What is needed: Copy out every line containing the word "Coumaroyl".

Data shown:
· · · · ·

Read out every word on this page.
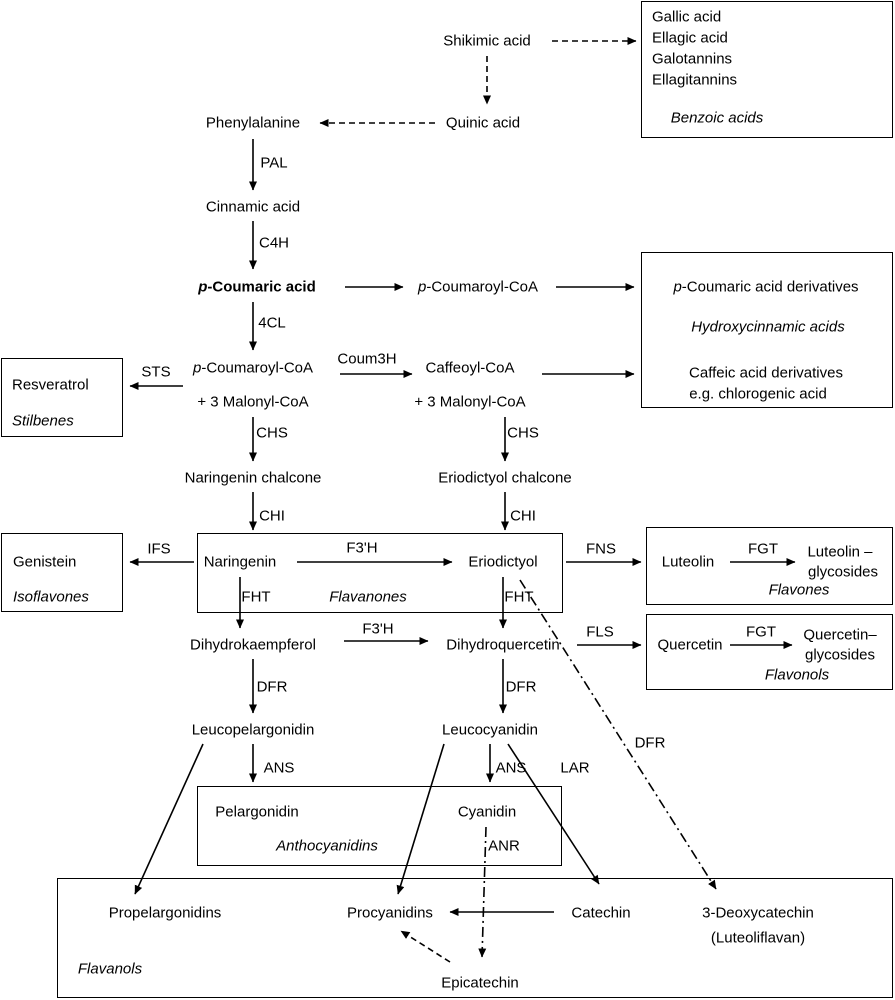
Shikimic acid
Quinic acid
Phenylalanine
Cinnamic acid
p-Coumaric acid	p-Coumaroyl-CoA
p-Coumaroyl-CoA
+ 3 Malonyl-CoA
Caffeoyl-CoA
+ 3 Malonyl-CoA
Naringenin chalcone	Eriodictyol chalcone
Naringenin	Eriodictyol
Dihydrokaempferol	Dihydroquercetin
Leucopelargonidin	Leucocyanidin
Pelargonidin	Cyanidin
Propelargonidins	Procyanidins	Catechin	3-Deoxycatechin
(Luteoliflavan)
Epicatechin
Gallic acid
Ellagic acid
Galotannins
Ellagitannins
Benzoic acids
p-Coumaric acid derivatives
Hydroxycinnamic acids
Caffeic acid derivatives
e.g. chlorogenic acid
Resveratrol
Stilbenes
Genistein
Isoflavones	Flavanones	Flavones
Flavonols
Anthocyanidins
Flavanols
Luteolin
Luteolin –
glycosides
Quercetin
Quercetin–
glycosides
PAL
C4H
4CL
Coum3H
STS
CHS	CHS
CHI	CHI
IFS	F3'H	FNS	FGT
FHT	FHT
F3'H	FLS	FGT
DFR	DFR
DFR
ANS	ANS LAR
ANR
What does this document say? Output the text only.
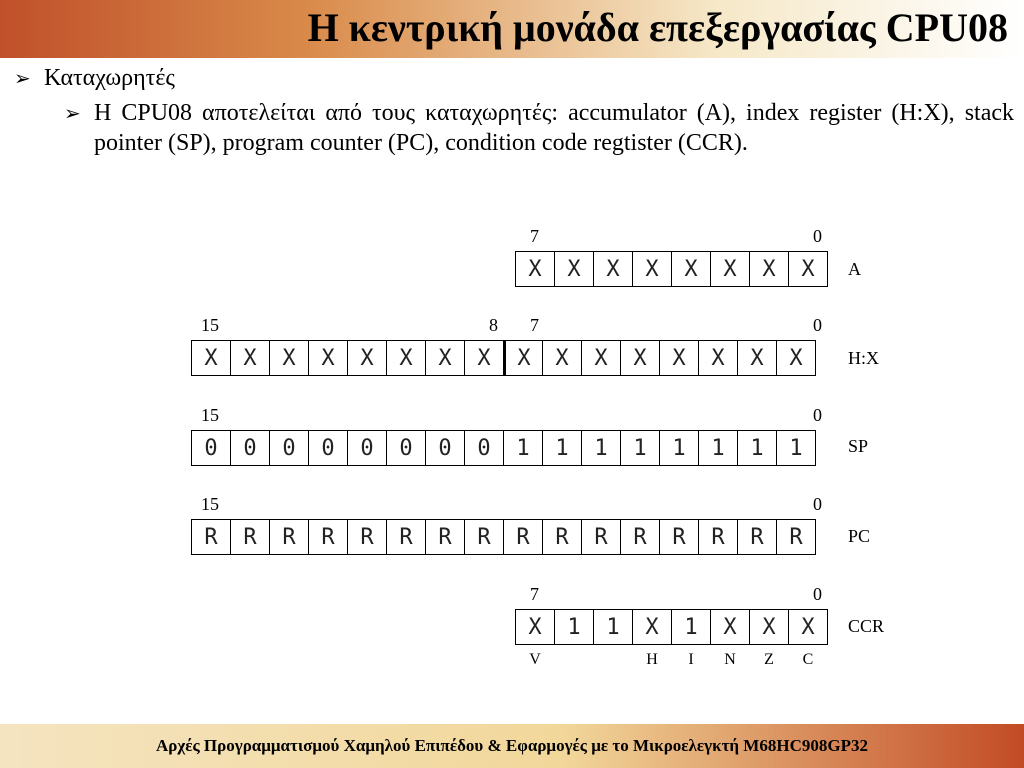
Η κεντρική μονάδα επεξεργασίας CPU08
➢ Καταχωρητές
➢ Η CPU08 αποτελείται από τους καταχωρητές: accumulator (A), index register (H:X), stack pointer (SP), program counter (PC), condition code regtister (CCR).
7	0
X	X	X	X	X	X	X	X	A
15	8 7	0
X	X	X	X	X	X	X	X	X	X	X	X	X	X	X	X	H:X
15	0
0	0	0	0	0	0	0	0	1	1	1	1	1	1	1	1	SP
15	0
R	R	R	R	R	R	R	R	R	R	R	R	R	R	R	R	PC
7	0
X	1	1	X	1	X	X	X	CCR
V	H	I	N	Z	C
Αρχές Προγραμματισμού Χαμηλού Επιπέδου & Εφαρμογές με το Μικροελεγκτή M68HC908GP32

· · · · ·

Written answer:
p-Coumaric acid	p-Coumaroyl-CoA
p-Coumaroyl-CoA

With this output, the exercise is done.